● Written task: Output the material below unchanged, apart from leaving out the pictures.

-- START Material for the task --

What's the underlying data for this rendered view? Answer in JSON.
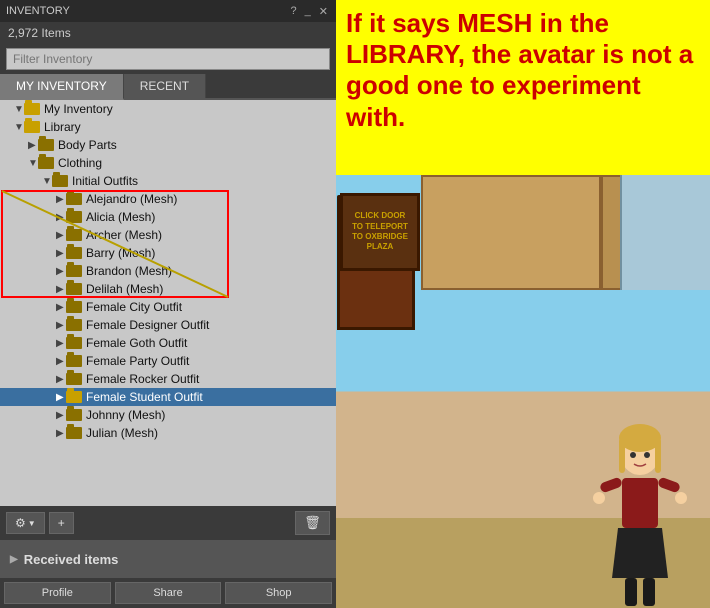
{
  "title_bar": {
    "title": "INVENTORY",
    "help": "?",
    "minimize": "_",
    "close": "✕"
  },
  "item_count": "2,972 Items",
  "search": {
    "placeholder": "Filter Inventory",
    "value": ""
  },
  "tabs": {
    "my_inventory": "MY INVENTORY",
    "recent": "RECENT"
  },
  "tree": {
    "items": [
      {
        "id": "my-inventory",
        "label": "My Inventory",
        "level": 1,
        "arrow": "▼",
        "type": "folder",
        "selected": false
      },
      {
        "id": "library",
        "label": "Library",
        "level": 1,
        "arrow": "▼",
        "type": "folder",
        "selected": false
      },
      {
        "id": "body-parts",
        "label": "Body Parts",
        "level": 2,
        "arrow": "▶",
        "type": "folder",
        "selected": false
      },
      {
        "id": "clothing",
        "label": "Clothing",
        "level": 2,
        "arrow": "▼",
        "type": "folder",
        "selected": false
      },
      {
        "id": "initial-outfits",
        "label": "Initial Outfits",
        "level": 3,
        "arrow": "▼",
        "type": "folder",
        "selected": false
      },
      {
        "id": "alejandro-mesh",
        "label": "Alejandro (Mesh)",
        "level": 4,
        "arrow": "▶",
        "type": "folder",
        "selected": false,
        "mesh": true
      },
      {
        "id": "alicia-mesh",
        "label": "Alicia (Mesh)",
        "level": 4,
        "arrow": "▶",
        "type": "folder",
        "selected": false,
        "mesh": true
      },
      {
        "id": "archer-mesh",
        "label": "Archer (Mesh)",
        "level": 4,
        "arrow": "▶",
        "type": "folder",
        "selected": false,
        "mesh": true
      },
      {
        "id": "barry-mesh",
        "label": "Barry (Mesh)",
        "level": 4,
        "arrow": "▶",
        "type": "folder",
        "selected": false,
        "mesh": true
      },
      {
        "id": "brandon-mesh",
        "label": "Brandon (Mesh)",
        "level": 4,
        "arrow": "▶",
        "type": "folder",
        "selected": false,
        "mesh": true
      },
      {
        "id": "delilah-mesh",
        "label": "Delilah (Mesh)",
        "level": 4,
        "arrow": "▶",
        "type": "folder",
        "selected": false,
        "mesh": true
      },
      {
        "id": "female-city-outfit",
        "label": "Female City Outfit",
        "level": 4,
        "arrow": "▶",
        "type": "folder",
        "selected": false
      },
      {
        "id": "female-designer-outfit",
        "label": "Female Designer Outfit",
        "level": 4,
        "arrow": "▶",
        "type": "folder",
        "selected": false
      },
      {
        "id": "female-goth-outfit",
        "label": "Female Goth Outfit",
        "level": 4,
        "arrow": "▶",
        "type": "folder",
        "selected": false
      },
      {
        "id": "female-party-outfit",
        "label": "Female Party Outfit",
        "level": 4,
        "arrow": "▶",
        "type": "folder",
        "selected": false
      },
      {
        "id": "female-rocker-outfit",
        "label": "Female Rocker Outfit",
        "level": 4,
        "arrow": "▶",
        "type": "folder",
        "selected": false
      },
      {
        "id": "female-student-outfit",
        "label": "Female Student Outfit",
        "level": 4,
        "arrow": "▶",
        "type": "folder",
        "selected": true
      },
      {
        "id": "johnny-mesh",
        "label": "Johnny (Mesh)",
        "level": 4,
        "arrow": "▶",
        "type": "folder",
        "selected": false
      },
      {
        "id": "julian-mesh",
        "label": "Julian (Mesh)",
        "level": 4,
        "arrow": "▶",
        "type": "folder",
        "selected": false
      }
    ]
  },
  "toolbar": {
    "gear_label": "⚙",
    "plus_label": "+",
    "trash_label": "🗑"
  },
  "received_items": {
    "label": "Received items",
    "arrow": "▶"
  },
  "bottom_buttons": {
    "profile": "Profile",
    "share": "Share",
    "shop": "Shop"
  },
  "annotation": {
    "text": "If it says MESH in the LIBRARY, the avatar is not a good one to experiment with."
  },
  "teleport_sign": {
    "line1": "Click Door",
    "line2": "to Teleport",
    "line3": "to Oxbridge",
    "line4": "Plaza"
  },
  "colors": {
    "accent_blue": "#3a6fa0",
    "folder_yellow": "#c8a000",
    "mesh_red_border": "#ff0000",
    "annotation_bg": "#ffff00",
    "annotation_text": "#cc0000"
  }
}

-- END Material for the task --

● Completed task:
What's the underlying data for this rendered view? Answer in JSON.
{
  "title_bar": {
    "title": "INVENTORY",
    "help": "?",
    "minimize": "_",
    "close": "✕"
  },
  "item_count": "2,972 Items",
  "search": {
    "placeholder": "Filter Inventory",
    "value": ""
  },
  "tabs": {
    "my_inventory": "MY INVENTORY",
    "recent": "RECENT"
  },
  "tree": {
    "items": [
      {
        "id": "my-inventory",
        "label": "My Inventory",
        "level": 1,
        "arrow": "▼",
        "type": "folder",
        "selected": false
      },
      {
        "id": "library",
        "label": "Library",
        "level": 1,
        "arrow": "▼",
        "type": "folder",
        "selected": false
      },
      {
        "id": "body-parts",
        "label": "Body Parts",
        "level": 2,
        "arrow": "▶",
        "type": "folder",
        "selected": false
      },
      {
        "id": "clothing",
        "label": "Clothing",
        "level": 2,
        "arrow": "▼",
        "type": "folder",
        "selected": false
      },
      {
        "id": "initial-outfits",
        "label": "Initial Outfits",
        "level": 3,
        "arrow": "▼",
        "type": "folder",
        "selected": false
      },
      {
        "id": "alejandro-mesh",
        "label": "Alejandro (Mesh)",
        "level": 4,
        "arrow": "▶",
        "type": "folder",
        "selected": false,
        "mesh": true
      },
      {
        "id": "alicia-mesh",
        "label": "Alicia (Mesh)",
        "level": 4,
        "arrow": "▶",
        "type": "folder",
        "selected": false,
        "mesh": true
      },
      {
        "id": "archer-mesh",
        "label": "Archer (Mesh)",
        "level": 4,
        "arrow": "▶",
        "type": "folder",
        "selected": false,
        "mesh": true
      },
      {
        "id": "barry-mesh",
        "label": "Barry (Mesh)",
        "level": 4,
        "arrow": "▶",
        "type": "folder",
        "selected": false,
        "mesh": true
      },
      {
        "id": "brandon-mesh",
        "label": "Brandon (Mesh)",
        "level": 4,
        "arrow": "▶",
        "type": "folder",
        "selected": false,
        "mesh": true
      },
      {
        "id": "delilah-mesh",
        "label": "Delilah (Mesh)",
        "level": 4,
        "arrow": "▶",
        "type": "folder",
        "selected": false,
        "mesh": true
      },
      {
        "id": "female-city-outfit",
        "label": "Female City Outfit",
        "level": 4,
        "arrow": "▶",
        "type": "folder",
        "selected": false
      },
      {
        "id": "female-designer-outfit",
        "label": "Female Designer Outfit",
        "level": 4,
        "arrow": "▶",
        "type": "folder",
        "selected": false
      },
      {
        "id": "female-goth-outfit",
        "label": "Female Goth Outfit",
        "level": 4,
        "arrow": "▶",
        "type": "folder",
        "selected": false
      },
      {
        "id": "female-party-outfit",
        "label": "Female Party Outfit",
        "level": 4,
        "arrow": "▶",
        "type": "folder",
        "selected": false
      },
      {
        "id": "female-rocker-outfit",
        "label": "Female Rocker Outfit",
        "level": 4,
        "arrow": "▶",
        "type": "folder",
        "selected": false
      },
      {
        "id": "female-student-outfit",
        "label": "Female Student Outfit",
        "level": 4,
        "arrow": "▶",
        "type": "folder",
        "selected": true
      },
      {
        "id": "johnny-mesh",
        "label": "Johnny (Mesh)",
        "level": 4,
        "arrow": "▶",
        "type": "folder",
        "selected": false
      },
      {
        "id": "julian-mesh",
        "label": "Julian (Mesh)",
        "level": 4,
        "arrow": "▶",
        "type": "folder",
        "selected": false
      }
    ]
  },
  "toolbar": {
    "gear_label": "⚙",
    "plus_label": "+",
    "trash_label": "🗑"
  },
  "received_items": {
    "label": "Received items",
    "arrow": "▶"
  },
  "bottom_buttons": {
    "profile": "Profile",
    "share": "Share",
    "shop": "Shop"
  },
  "annotation": {
    "text": "If it says MESH in the LIBRARY, the avatar is not a good one to experiment with."
  },
  "teleport_sign": {
    "line1": "Click Door",
    "line2": "to Teleport",
    "line3": "to Oxbridge",
    "line4": "Plaza"
  },
  "colors": {
    "accent_blue": "#3a6fa0",
    "folder_yellow": "#c8a000",
    "mesh_red_border": "#ff0000",
    "annotation_bg": "#ffff00",
    "annotation_text": "#cc0000"
  }
}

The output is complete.